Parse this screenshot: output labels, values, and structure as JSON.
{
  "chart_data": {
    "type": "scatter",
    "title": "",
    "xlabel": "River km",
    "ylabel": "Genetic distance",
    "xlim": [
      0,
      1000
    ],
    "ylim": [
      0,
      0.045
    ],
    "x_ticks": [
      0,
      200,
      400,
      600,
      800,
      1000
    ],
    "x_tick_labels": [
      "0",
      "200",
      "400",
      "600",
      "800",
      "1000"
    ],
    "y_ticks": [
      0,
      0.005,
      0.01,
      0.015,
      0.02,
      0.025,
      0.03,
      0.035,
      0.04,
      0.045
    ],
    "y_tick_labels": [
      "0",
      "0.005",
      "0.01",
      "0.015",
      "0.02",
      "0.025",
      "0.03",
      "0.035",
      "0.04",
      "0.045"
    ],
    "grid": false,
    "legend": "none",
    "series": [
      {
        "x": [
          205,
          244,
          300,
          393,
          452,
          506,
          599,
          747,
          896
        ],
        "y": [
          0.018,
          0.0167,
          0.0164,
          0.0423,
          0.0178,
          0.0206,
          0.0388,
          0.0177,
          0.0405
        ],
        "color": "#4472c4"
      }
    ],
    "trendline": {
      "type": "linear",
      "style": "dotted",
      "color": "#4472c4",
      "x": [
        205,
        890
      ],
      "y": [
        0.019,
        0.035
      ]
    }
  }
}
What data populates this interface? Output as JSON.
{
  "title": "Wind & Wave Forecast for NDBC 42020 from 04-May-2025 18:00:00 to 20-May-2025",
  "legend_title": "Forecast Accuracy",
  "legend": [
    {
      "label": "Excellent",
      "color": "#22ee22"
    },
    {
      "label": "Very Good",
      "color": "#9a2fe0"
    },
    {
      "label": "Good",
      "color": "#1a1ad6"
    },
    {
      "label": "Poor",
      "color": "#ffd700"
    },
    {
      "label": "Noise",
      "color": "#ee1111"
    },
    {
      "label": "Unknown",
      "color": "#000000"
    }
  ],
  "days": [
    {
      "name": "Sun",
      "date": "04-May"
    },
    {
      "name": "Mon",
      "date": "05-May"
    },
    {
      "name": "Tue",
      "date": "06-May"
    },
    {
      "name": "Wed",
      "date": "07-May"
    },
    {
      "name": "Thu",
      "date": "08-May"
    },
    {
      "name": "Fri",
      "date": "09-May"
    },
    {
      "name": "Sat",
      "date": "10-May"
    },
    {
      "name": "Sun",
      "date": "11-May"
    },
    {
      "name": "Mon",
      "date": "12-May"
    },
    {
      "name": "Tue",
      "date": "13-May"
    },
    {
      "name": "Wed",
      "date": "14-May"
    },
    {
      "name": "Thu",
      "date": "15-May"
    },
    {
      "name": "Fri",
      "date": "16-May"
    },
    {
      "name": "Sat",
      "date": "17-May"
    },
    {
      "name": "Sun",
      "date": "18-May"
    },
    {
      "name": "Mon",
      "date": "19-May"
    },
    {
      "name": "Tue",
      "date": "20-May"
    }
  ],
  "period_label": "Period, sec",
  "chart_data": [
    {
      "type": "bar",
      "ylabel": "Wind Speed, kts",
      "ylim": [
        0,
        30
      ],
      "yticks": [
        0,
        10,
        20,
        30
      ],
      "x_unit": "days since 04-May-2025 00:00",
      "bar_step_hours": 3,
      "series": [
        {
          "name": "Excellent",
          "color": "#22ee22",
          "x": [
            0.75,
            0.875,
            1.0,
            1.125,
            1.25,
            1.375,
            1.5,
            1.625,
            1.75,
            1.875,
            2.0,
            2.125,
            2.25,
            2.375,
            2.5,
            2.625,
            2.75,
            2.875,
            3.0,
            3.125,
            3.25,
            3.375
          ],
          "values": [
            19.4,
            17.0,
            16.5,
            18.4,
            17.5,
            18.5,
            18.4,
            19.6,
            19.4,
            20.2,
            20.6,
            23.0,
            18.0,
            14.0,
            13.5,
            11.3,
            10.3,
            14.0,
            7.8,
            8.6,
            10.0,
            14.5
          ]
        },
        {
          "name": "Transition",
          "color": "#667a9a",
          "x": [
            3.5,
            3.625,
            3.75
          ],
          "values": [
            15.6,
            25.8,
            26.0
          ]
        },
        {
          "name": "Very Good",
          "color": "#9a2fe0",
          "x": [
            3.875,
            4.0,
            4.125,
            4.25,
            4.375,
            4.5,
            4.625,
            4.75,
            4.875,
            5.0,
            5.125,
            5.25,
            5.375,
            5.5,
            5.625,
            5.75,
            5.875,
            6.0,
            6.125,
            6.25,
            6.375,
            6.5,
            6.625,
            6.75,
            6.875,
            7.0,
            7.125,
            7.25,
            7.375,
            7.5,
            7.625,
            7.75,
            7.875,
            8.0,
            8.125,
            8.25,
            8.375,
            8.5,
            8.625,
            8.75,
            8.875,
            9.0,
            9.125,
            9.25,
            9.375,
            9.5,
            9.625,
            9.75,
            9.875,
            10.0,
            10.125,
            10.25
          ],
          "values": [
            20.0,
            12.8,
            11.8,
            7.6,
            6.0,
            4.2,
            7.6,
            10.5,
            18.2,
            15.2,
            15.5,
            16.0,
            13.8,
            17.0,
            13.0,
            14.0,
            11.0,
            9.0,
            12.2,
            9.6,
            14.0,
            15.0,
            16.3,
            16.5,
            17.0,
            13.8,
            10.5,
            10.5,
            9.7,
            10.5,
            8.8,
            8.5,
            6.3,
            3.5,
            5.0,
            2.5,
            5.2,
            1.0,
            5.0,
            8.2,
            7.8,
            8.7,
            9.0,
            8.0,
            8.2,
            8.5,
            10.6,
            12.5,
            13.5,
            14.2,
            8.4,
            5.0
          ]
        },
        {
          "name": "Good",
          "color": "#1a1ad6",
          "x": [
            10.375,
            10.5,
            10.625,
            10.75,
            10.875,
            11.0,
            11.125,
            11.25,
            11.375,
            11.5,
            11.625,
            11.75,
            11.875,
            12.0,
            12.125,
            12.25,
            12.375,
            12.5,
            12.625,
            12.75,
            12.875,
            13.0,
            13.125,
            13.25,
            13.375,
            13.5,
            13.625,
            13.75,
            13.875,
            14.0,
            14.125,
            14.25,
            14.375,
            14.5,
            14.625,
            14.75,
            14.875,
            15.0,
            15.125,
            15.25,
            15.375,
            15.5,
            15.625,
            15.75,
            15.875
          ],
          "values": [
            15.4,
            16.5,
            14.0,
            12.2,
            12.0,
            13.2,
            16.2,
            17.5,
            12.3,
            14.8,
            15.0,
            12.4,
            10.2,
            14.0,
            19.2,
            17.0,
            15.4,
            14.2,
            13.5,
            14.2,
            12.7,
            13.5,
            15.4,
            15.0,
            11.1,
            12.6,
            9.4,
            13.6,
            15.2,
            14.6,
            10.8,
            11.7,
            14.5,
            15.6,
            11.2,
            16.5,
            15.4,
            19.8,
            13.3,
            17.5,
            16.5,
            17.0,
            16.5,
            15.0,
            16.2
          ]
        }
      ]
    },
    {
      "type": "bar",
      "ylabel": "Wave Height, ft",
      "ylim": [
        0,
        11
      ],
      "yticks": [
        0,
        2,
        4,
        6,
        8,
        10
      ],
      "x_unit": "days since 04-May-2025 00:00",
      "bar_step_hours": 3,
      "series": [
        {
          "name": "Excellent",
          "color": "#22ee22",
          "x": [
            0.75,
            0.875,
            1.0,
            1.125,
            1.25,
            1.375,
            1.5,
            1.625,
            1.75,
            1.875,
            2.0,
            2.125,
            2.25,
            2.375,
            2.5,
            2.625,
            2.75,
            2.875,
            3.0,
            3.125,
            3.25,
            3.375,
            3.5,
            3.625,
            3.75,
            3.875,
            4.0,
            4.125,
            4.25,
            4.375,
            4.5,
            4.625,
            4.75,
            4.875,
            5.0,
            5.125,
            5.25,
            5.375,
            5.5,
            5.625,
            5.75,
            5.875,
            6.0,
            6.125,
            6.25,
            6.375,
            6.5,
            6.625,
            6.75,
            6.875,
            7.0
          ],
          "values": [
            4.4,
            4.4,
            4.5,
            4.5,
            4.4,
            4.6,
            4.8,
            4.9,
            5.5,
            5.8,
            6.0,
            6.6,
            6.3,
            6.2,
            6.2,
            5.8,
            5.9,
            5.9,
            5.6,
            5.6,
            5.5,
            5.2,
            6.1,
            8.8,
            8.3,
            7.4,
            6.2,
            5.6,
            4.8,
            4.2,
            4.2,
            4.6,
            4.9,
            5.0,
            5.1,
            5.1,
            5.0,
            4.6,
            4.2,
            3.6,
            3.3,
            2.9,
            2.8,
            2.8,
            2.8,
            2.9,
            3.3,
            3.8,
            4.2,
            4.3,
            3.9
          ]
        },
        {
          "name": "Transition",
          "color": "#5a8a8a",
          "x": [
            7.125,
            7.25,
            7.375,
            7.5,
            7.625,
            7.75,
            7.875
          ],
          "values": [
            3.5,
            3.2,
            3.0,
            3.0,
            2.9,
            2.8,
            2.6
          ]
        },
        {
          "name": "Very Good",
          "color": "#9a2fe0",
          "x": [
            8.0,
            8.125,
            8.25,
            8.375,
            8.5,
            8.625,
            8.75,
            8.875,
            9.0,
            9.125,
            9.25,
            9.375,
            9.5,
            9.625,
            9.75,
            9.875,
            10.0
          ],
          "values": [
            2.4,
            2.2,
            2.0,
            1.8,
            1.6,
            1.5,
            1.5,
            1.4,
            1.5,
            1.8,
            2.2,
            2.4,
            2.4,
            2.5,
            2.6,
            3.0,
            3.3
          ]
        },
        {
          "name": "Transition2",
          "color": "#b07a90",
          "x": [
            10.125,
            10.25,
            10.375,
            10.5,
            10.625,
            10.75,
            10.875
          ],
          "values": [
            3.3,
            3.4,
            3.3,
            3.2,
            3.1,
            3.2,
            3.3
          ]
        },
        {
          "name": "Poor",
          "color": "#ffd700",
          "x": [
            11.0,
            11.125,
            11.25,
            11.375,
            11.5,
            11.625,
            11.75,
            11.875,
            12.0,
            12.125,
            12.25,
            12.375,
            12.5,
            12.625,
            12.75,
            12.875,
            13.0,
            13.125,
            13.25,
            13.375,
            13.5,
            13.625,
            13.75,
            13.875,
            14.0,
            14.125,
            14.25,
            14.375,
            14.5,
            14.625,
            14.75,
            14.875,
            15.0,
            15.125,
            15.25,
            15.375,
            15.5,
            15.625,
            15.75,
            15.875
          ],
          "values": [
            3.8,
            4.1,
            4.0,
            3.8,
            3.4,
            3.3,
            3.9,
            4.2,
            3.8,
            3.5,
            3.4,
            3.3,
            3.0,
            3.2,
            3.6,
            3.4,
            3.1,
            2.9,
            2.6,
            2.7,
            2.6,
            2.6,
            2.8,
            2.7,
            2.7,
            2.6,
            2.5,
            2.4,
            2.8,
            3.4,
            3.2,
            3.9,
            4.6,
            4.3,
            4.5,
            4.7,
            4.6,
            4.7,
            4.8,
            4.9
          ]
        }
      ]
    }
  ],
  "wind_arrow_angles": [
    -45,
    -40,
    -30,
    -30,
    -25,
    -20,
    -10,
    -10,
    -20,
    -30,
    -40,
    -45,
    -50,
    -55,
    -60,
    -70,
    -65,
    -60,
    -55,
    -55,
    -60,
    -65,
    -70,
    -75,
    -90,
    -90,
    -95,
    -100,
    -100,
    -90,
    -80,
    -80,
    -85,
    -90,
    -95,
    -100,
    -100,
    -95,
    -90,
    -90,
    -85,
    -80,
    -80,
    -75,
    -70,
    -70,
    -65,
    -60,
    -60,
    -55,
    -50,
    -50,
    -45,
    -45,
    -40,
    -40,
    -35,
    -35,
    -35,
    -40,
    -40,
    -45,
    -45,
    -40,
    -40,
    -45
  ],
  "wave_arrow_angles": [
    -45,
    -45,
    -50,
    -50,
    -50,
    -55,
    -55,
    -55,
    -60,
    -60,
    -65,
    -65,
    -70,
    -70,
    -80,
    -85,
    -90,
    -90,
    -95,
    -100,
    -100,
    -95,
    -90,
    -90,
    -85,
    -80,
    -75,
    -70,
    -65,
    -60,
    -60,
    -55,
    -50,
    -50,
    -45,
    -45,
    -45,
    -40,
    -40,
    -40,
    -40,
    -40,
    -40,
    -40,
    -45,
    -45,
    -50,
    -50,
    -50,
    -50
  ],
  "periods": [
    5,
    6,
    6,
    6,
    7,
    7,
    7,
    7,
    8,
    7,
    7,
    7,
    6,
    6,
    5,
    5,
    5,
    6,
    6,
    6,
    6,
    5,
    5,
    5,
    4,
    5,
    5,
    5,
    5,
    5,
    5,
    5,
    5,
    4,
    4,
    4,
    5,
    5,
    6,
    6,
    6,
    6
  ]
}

========

Scan the entries above and work out how many lines include the word "this"; the reply is that number alone.

# [Full output]
2